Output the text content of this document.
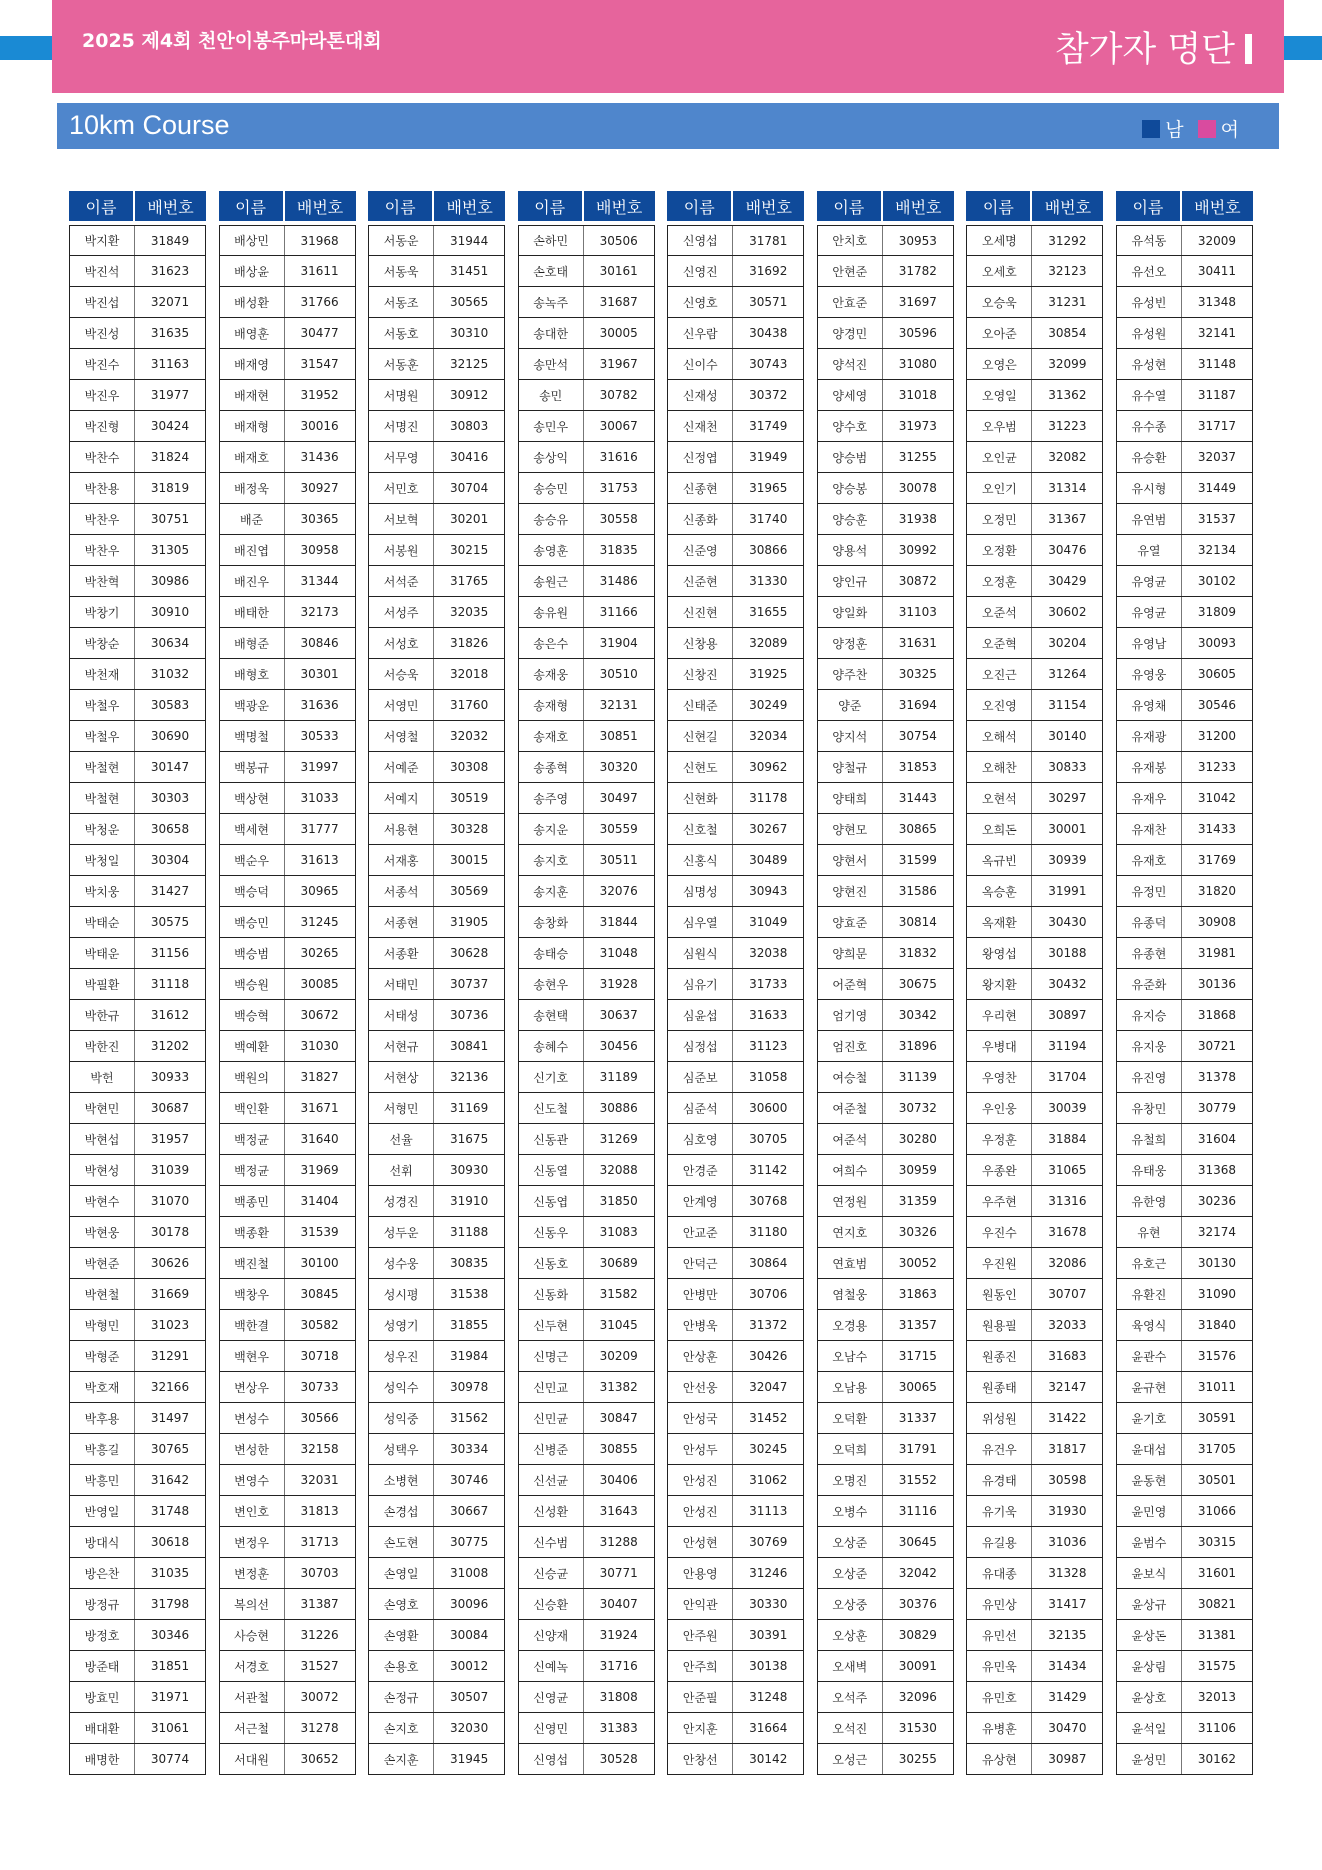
2025 제4회 천안이봉주마라톤대회	참가자 명단
10km Course	남 여
이름	배번호
박지환	31849
박진석	31623
박진섭	32071
박진성	31635
박진수	31163
박진우	31977
박진형	30424
박찬수	31824
박찬용	31819
박찬우	30751
박찬우	31305
박찬혁	30986
박창기	30910
박창순	30634
박천재	31032
박철우	30583
박철우	30690
박철현	30147
박철현	30303
박청운	30658
박청일	30304
박치웅	31427
박태순	30575
박태운	31156
박필환	31118
박한규	31612
박한진	31202
박헌	30933
박현민	30687
박현섭	31957
박현성	31039
박현수	31070
박현웅	30178
박현준	30626
박현철	31669
박형민	31023
박형준	31291
박호재	32166
박후용	31497
박흥길	30765
박흥민	31642
반영일	31748
방대식	30618
방은찬	31035
방정규	31798
방정호	30346
방준태	31851
방효민	31971
배대환	31061
배명한	30774
이름	배번호
배상민	31968
배상윤	31611
배성환	31766
배영훈	30477
배재영	31547
배재현	31952
배재형	30016
배재호	31436
배정욱	30927
배준	30365
배진엽	30958
배진우	31344
배태한	32173
배형준	30846
배형호	30301
백광운	31636
백명철	30533
백봉규	31997
백상현	31033
백세현	31777
백순우	31613
백승덕	30965
백승민	31245
백승범	30265
백승원	30085
백승혁	30672
백예환	31030
백원의	31827
백인환	31671
백정균	31640
백정균	31969
백종민	31404
백종환	31539
백진철	30100
백창우	30845
백한결	30582
백현우	30718
변상우	30733
변성수	30566
변성한	32158
변영수	32031
변인호	31813
변정우	31713
변정훈	30703
복의선	31387
사승현	31226
서경호	31527
서관철	30072
서근철	31278
서대원	30652
이름	배번호
서동운	31944
서동욱	31451
서동조	30565
서동호	30310
서동훈	32125
서명원	30912
서명진	30803
서무영	30416
서민호	30704
서보혁	30201
서봉원	30215
서석준	31765
서성주	32035
서성호	31826
서승욱	32018
서영민	31760
서영철	32032
서예준	30308
서예지	30519
서용현	30328
서재홍	30015
서종석	30569
서종현	31905
서종환	30628
서태민	30737
서태성	30736
서현규	30841
서현상	32136
서형민	31169
선율	31675
선휘	30930
성경진	31910
성두운	31188
성수웅	30835
성시평	31538
성영기	31855
성우진	31984
성익수	30978
성익중	31562
성택우	30334
소병현	30746
손경섭	30667
손도현	30775
손영일	31008
손영호	30096
손영환	30084
손용호	30012
손정규	30507
손지호	32030
손지훈	31945
이름	배번호
손하민	30506
손호태	30161
송녹주	31687
송대한	30005
송만석	31967
송민	30782
송민우	30067
송상익	31616
송승민	31753
송승유	30558
송영훈	31835
송원근	31486
송유원	31166
송은수	31904
송재웅	30510
송재형	32131
송재호	30851
송종혁	30320
송주영	30497
송지운	30559
송지호	30511
송지훈	32076
송창화	31844
송태승	31048
송현우	31928
송현택	30637
송혜수	30456
신기호	31189
신도철	30886
신동관	31269
신동열	32088
신동엽	31850
신동우	31083
신동호	30689
신동화	31582
신두현	31045
신명근	30209
신민교	31382
신민균	30847
신병준	30855
신선균	30406
신성환	31643
신수범	31288
신승균	30771
신승환	30407
신양재	31924
신예녹	31716
신영균	31808
신영민	31383
신영섭	30528
이름	배번호
신영섭	31781
신영진	31692
신영호	30571
신우람	30438
신이수	30743
신재성	30372
신재천	31749
신정엽	31949
신종현	31965
신종화	31740
신준영	30866
신준현	31330
신진현	31655
신창용	32089
신창진	31925
신태준	30249
신현길	32034
신현도	30962
신현화	31178
신호철	30267
신홍식	30489
심명성	30943
심우열	31049
심원식	32038
심유기	31733
심윤섭	31633
심정섭	31123
심준보	31058
심준석	30600
심호영	30705
안경준	31142
안계영	30768
안교준	31180
안덕근	30864
안병만	30706
안병욱	31372
안상훈	30426
안선웅	32047
안성국	31452
안성두	30245
안성진	31062
안성진	31113
안성현	30769
안용영	31246
안익관	30330
안주원	30391
안주희	30138
안준필	31248
안지훈	31664
안창선	30142
이름	배번호
안치호	30953
안현준	31782
안효준	31697
양경민	30596
양석진	31080
양세영	31018
양수호	31973
양승범	31255
양승봉	30078
양승훈	31938
양용석	30992
양인규	30872
양일화	31103
양정훈	31631
양주찬	30325
양준	31694
양지석	30754
양철규	31853
양태희	31443
양현모	30865
양현서	31599
양현진	31586
양효준	30814
양희문	31832
어준혁	30675
엄기영	30342
엄진호	31896
여승철	31139
여준철	30732
여준석	30280
여희수	30959
연정원	31359
연지호	30326
연효범	30052
염철웅	31863
오경용	31357
오남수	31715
오남용	30065
오덕환	31337
오덕희	31791
오명진	31552
오병수	31116
오상준	30645
오상준	32042
오상중	30376
오상훈	30829
오새벽	30091
오석주	32096
오석진	31530
오성근	30255
이름	배번호
오세명	31292
오세호	32123
오승욱	31231
오아준	30854
오영은	32099
오영일	31362
오우범	31223
오인균	32082
오인기	31314
오정민	31367
오정환	30476
오정훈	30429
오준석	30602
오준혁	30204
오진근	31264
오진영	31154
오해석	30140
오해찬	30833
오현석	30297
오희돈	30001
옥규빈	30939
옥승훈	31991
옥재환	30430
왕영섭	30188
왕지환	30432
우리현	30897
우병대	31194
우영찬	31704
우인웅	30039
우정훈	31884
우종완	31065
우주현	31316
우진수	31678
우진원	32086
원동인	30707
원용필	32033
원종진	31683
원종태	32147
위성원	31422
유건우	31817
유경태	30598
유기욱	31930
유길용	31036
유대종	31328
유민상	31417
유민선	32135
유민욱	31434
유민호	31429
유병훈	30470
유상현	30987
이름	배번호
유석동	32009
유선오	30411
유성빈	31348
유성원	32141
유성현	31148
유수열	31187
유수종	31717
유승환	32037
유시형	31449
유연범	31537
유열	32134
유영균	30102
유영균	31809
유영남	30093
유영웅	30605
유영채	30546
유재광	31200
유재봉	31233
유재우	31042
유재찬	31433
유재호	31769
유정민	31820
유종덕	30908
유종현	31981
유준화	30136
유지승	31868
유지웅	30721
유진영	31378
유창민	30779
유철희	31604
유태웅	31368
유한영	30236
유현	32174
유호근	30130
유환진	31090
육영식	31840
윤관수	31576
윤규현	31011
윤기호	30591
윤대섭	31705
윤동현	30501
윤민영	31066
윤범수	30315
윤보식	31601
윤상규	30821
윤상돈	31381
윤상림	31575
윤상호	32013
윤석일	31106
윤성민	30162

────

#### [Set exercise]
Output each line exactly; omit every picture.

#### [Written reply]
Output the text content of this document.
2025 제4회 천안이봉주마라톤대회	참가자 명단
10km Course	남 여
이름	배번호
박지환	31849
박진석	31623
박진섭	32071
박진성	31635
박진수	31163
박진우	31977
박진형	30424
박찬수	31824
박찬용	31819
박찬우	30751
박찬우	31305
박찬혁	30986
박창기	30910
박창순	30634
박천재	31032
박철우	30583
박철우	30690
박철현	30147
박철현	30303
박청운	30658
박청일	30304
박치웅	31427
박태순	30575
박태운	31156
박필환	31118
박한규	31612
박한진	31202
박헌	30933
박현민	30687
박현섭	31957
박현성	31039
박현수	31070
박현웅	30178
박현준	30626
박현철	31669
박형민	31023
박형준	31291
박호재	32166
박후용	31497
박흥길	30765
박흥민	31642
반영일	31748
방대식	30618
방은찬	31035
방정규	31798
방정호	30346
방준태	31851
방효민	31971
배대환	31061
배명한	30774
이름	배번호
배상민	31968
배상윤	31611
배성환	31766
배영훈	30477
배재영	31547
배재현	31952
배재형	30016
배재호	31436
배정욱	30927
배준	30365
배진엽	30958
배진우	31344
배태한	32173
배형준	30846
배형호	30301
백광운	31636
백명철	30533
백봉규	31997
백상현	31033
백세현	31777
백순우	31613
백승덕	30965
백승민	31245
백승범	30265
백승원	30085
백승혁	30672
백예환	31030
백원의	31827
백인환	31671
백정균	31640
백정균	31969
백종민	31404
백종환	31539
백진철	30100
백창우	30845
백한결	30582
백현우	30718
변상우	30733
변성수	30566
변성한	32158
변영수	32031
변인호	31813
변정우	31713
변정훈	30703
복의선	31387
사승현	31226
서경호	31527
서관철	30072
서근철	31278
서대원	30652
이름	배번호
서동운	31944
서동욱	31451
서동조	30565
서동호	30310
서동훈	32125
서명원	30912
서명진	30803
서무영	30416
서민호	30704
서보혁	30201
서봉원	30215
서석준	31765
서성주	32035
서성호	31826
서승욱	32018
서영민	31760
서영철	32032
서예준	30308
서예지	30519
서용현	30328
서재홍	30015
서종석	30569
서종현	31905
서종환	30628
서태민	30737
서태성	30736
서현규	30841
서현상	32136
서형민	31169
선율	31675
선휘	30930
성경진	31910
성두운	31188
성수웅	30835
성시평	31538
성영기	31855
성우진	31984
성익수	30978
성익중	31562
성택우	30334
소병현	30746
손경섭	30667
손도현	30775
손영일	31008
손영호	30096
손영환	30084
손용호	30012
손정규	30507
손지호	32030
손지훈	31945
이름	배번호
손하민	30506
손호태	30161
송녹주	31687
송대한	30005
송만석	31967
송민	30782
송민우	30067
송상익	31616
송승민	31753
송승유	30558
송영훈	31835
송원근	31486
송유원	31166
송은수	31904
송재웅	30510
송재형	32131
송재호	30851
송종혁	30320
송주영	30497
송지운	30559
송지호	30511
송지훈	32076
송창화	31844
송태승	31048
송현우	31928
송현택	30637
송혜수	30456
신기호	31189
신도철	30886
신동관	31269
신동열	32088
신동엽	31850
신동우	31083
신동호	30689
신동화	31582
신두현	31045
신명근	30209
신민교	31382
신민균	30847
신병준	30855
신선균	30406
신성환	31643
신수범	31288
신승균	30771
신승환	30407
신양재	31924
신예녹	31716
신영균	31808
신영민	31383
신영섭	30528
이름	배번호
신영섭	31781
신영진	31692
신영호	30571
신우람	30438
신이수	30743
신재성	30372
신재천	31749
신정엽	31949
신종현	31965
신종화	31740
신준영	30866
신준현	31330
신진현	31655
신창용	32089
신창진	31925
신태준	30249
신현길	32034
신현도	30962
신현화	31178
신호철	30267
신홍식	30489
심명성	30943
심우열	31049
심원식	32038
심유기	31733
심윤섭	31633
심정섭	31123
심준보	31058
심준석	30600
심호영	30705
안경준	31142
안계영	30768
안교준	31180
안덕근	30864
안병만	30706
안병욱	31372
안상훈	30426
안선웅	32047
안성국	31452
안성두	30245
안성진	31062
안성진	31113
안성현	30769
안용영	31246
안익관	30330
안주원	30391
안주희	30138
안준필	31248
안지훈	31664
안창선	30142
이름	배번호
안치호	30953
안현준	31782
안효준	31697
양경민	30596
양석진	31080
양세영	31018
양수호	31973
양승범	31255
양승봉	30078
양승훈	31938
양용석	30992
양인규	30872
양일화	31103
양정훈	31631
양주찬	30325
양준	31694
양지석	30754
양철규	31853
양태희	31443
양현모	30865
양현서	31599
양현진	31586
양효준	30814
양희문	31832
어준혁	30675
엄기영	30342
엄진호	31896
여승철	31139
여준철	30732
여준석	30280
여희수	30959
연정원	31359
연지호	30326
연효범	30052
염철웅	31863
오경용	31357
오남수	31715
오남용	30065
오덕환	31337
오덕희	31791
오명진	31552
오병수	31116
오상준	30645
오상준	32042
오상중	30376
오상훈	30829
오새벽	30091
오석주	32096
오석진	31530
오성근	30255
이름	배번호
오세명	31292
오세호	32123
오승욱	31231
오아준	30854
오영은	32099
오영일	31362
오우범	31223
오인균	32082
오인기	31314
오정민	31367
오정환	30476
오정훈	30429
오준석	30602
오준혁	30204
오진근	31264
오진영	31154
오해석	30140
오해찬	30833
오현석	30297
오희돈	30001
옥규빈	30939
옥승훈	31991
옥재환	30430
왕영섭	30188
왕지환	30432
우리현	30897
우병대	31194
우영찬	31704
우인웅	30039
우정훈	31884
우종완	31065
우주현	31316
우진수	31678
우진원	32086
원동인	30707
원용필	32033
원종진	31683
원종태	32147
위성원	31422
유건우	31817
유경태	30598
유기욱	31930
유길용	31036
유대종	31328
유민상	31417
유민선	32135
유민욱	31434
유민호	31429
유병훈	30470
유상현	30987
이름	배번호
유석동	32009
유선오	30411
유성빈	31348
유성원	32141
유성현	31148
유수열	31187
유수종	31717
유승환	32037
유시형	31449
유연범	31537
유열	32134
유영균	30102
유영균	31809
유영남	30093
유영웅	30605
유영채	30546
유재광	31200
유재봉	31233
유재우	31042
유재찬	31433
유재호	31769
유정민	31820
유종덕	30908
유종현	31981
유준화	30136
유지승	31868
유지웅	30721
유진영	31378
유창민	30779
유철희	31604
유태웅	31368
유한영	30236
유현	32174
유호근	30130
유환진	31090
육영식	31840
윤관수	31576
윤규현	31011
윤기호	30591
윤대섭	31705
윤동현	30501
윤민영	31066
윤범수	30315
윤보식	31601
윤상규	30821
윤상돈	31381
윤상림	31575
윤상호	32013
윤석일	31106
윤성민	30162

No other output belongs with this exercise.